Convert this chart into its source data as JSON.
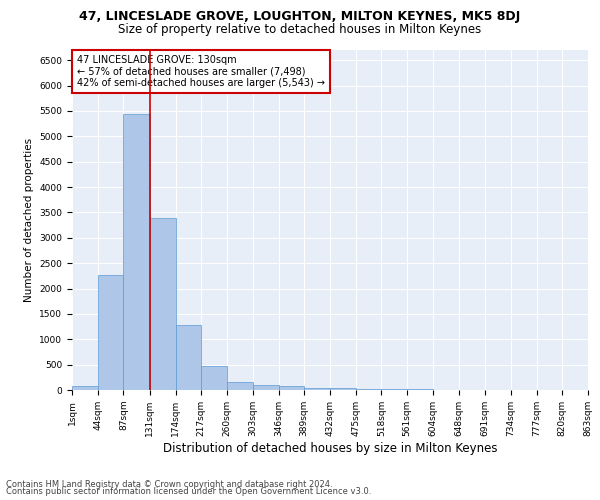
{
  "title1": "47, LINCESLADE GROVE, LOUGHTON, MILTON KEYNES, MK5 8DJ",
  "title2": "Size of property relative to detached houses in Milton Keynes",
  "xlabel": "Distribution of detached houses by size in Milton Keynes",
  "ylabel": "Number of detached properties",
  "footer1": "Contains HM Land Registry data © Crown copyright and database right 2024.",
  "footer2": "Contains public sector information licensed under the Open Government Licence v3.0.",
  "annotation_line1": "47 LINCESLADE GROVE: 130sqm",
  "annotation_line2": "← 57% of detached houses are smaller (7,498)",
  "annotation_line3": "42% of semi-detached houses are larger (5,543) →",
  "property_size": 130,
  "bar_edges": [
    1,
    44,
    87,
    131,
    174,
    217,
    260,
    303,
    346,
    389,
    432,
    475,
    518,
    561,
    604,
    648,
    691,
    734,
    777,
    820,
    863
  ],
  "bar_values": [
    70,
    2270,
    5430,
    3380,
    1290,
    480,
    165,
    100,
    75,
    45,
    30,
    20,
    15,
    10,
    8,
    5,
    4,
    3,
    2,
    1
  ],
  "bar_color": "#aec6e8",
  "bar_edge_color": "#5b9bd5",
  "vline_color": "#cc0000",
  "vline_x": 131,
  "ylim": [
    0,
    6700
  ],
  "yticks": [
    0,
    500,
    1000,
    1500,
    2000,
    2500,
    3000,
    3500,
    4000,
    4500,
    5000,
    5500,
    6000,
    6500
  ],
  "bg_color": "#e8eef7",
  "annotation_box_color": "#cc0000",
  "title1_fontsize": 9,
  "title2_fontsize": 8.5,
  "xlabel_fontsize": 8.5,
  "ylabel_fontsize": 7.5,
  "tick_fontsize": 6.5,
  "footer_fontsize": 6
}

=-=-=

§ **Exercise aim**
Say how many lines above hold the word "GROVE", giving only the count.

§ **Finished answer**
2